**REQUEST**
Each entry has to be copied exactly, with nothing missed.

**SOURCE MATERIAL**

---------------

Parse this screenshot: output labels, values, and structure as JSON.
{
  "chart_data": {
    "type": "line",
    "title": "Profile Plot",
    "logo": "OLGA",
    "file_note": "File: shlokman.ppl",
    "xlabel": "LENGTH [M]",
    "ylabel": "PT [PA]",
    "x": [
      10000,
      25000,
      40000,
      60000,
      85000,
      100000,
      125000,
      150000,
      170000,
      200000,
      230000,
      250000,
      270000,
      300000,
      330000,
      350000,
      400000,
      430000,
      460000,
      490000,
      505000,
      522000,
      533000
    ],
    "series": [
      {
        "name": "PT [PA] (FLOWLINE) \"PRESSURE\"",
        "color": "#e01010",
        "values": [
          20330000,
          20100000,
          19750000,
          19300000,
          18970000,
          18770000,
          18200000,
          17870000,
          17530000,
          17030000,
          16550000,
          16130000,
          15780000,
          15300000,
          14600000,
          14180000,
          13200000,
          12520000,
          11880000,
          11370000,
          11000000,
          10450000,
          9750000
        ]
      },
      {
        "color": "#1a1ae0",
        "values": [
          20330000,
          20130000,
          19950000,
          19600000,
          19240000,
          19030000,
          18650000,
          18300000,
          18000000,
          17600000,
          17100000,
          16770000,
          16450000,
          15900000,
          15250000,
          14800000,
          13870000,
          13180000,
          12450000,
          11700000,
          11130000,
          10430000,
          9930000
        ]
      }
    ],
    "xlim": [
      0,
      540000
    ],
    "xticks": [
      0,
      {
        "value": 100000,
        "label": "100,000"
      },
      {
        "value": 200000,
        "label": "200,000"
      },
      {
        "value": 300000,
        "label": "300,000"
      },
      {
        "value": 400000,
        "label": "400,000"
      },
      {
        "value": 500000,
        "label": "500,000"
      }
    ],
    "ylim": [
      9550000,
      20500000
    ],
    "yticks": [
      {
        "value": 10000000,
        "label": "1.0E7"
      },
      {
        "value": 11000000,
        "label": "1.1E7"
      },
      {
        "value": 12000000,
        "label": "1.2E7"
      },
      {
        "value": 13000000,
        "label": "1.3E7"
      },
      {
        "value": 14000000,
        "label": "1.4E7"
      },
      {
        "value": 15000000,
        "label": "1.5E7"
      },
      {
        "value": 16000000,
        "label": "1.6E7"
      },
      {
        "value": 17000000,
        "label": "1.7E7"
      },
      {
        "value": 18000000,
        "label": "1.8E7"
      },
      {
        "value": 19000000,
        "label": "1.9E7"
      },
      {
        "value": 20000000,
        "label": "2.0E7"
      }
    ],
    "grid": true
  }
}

---------------

**SOLUTION**
Parse this screenshot: output labels, values, and structure as JSON.
{
  "chart_data": {
    "type": "line",
    "title": "Profile Plot",
    "logo": "OLGA",
    "file_note": "File: shlokman.ppl",
    "xlabel": "LENGTH [M]",
    "ylabel": "PT [PA]",
    "x": [
      10000,
      25000,
      40000,
      60000,
      85000,
      100000,
      125000,
      150000,
      170000,
      200000,
      230000,
      250000,
      270000,
      300000,
      330000,
      350000,
      400000,
      430000,
      460000,
      490000,
      505000,
      522000,
      533000
    ],
    "series": [
      {
        "name": "PT [PA] (FLOWLINE) \"PRESSURE\"",
        "color": "#e01010",
        "values": [
          20330000,
          20100000,
          19750000,
          19300000,
          18970000,
          18770000,
          18200000,
          17870000,
          17530000,
          17030000,
          16550000,
          16130000,
          15780000,
          15300000,
          14600000,
          14180000,
          13200000,
          12520000,
          11880000,
          11370000,
          11000000,
          10450000,
          9750000
        ]
      },
      {
        "color": "#1a1ae0",
        "values": [
          20330000,
          20130000,
          19950000,
          19600000,
          19240000,
          19030000,
          18650000,
          18300000,
          18000000,
          17600000,
          17100000,
          16770000,
          16450000,
          15900000,
          15250000,
          14800000,
          13870000,
          13180000,
          12450000,
          11700000,
          11130000,
          10430000,
          9930000
        ]
      }
    ],
    "xlim": [
      0,
      540000
    ],
    "xticks": [
      0,
      {
        "value": 100000,
        "label": "100,000"
      },
      {
        "value": 200000,
        "label": "200,000"
      },
      {
        "value": 300000,
        "label": "300,000"
      },
      {
        "value": 400000,
        "label": "400,000"
      },
      {
        "value": 500000,
        "label": "500,000"
      }
    ],
    "ylim": [
      9550000,
      20500000
    ],
    "yticks": [
      {
        "value": 10000000,
        "label": "1.0E7"
      },
      {
        "value": 11000000,
        "label": "1.1E7"
      },
      {
        "value": 12000000,
        "label": "1.2E7"
      },
      {
        "value": 13000000,
        "label": "1.3E7"
      },
      {
        "value": 14000000,
        "label": "1.4E7"
      },
      {
        "value": 15000000,
        "label": "1.5E7"
      },
      {
        "value": 16000000,
        "label": "1.6E7"
      },
      {
        "value": 17000000,
        "label": "1.7E7"
      },
      {
        "value": 18000000,
        "label": "1.8E7"
      },
      {
        "value": 19000000,
        "label": "1.9E7"
      },
      {
        "value": 20000000,
        "label": "2.0E7"
      }
    ],
    "grid": true
  }
}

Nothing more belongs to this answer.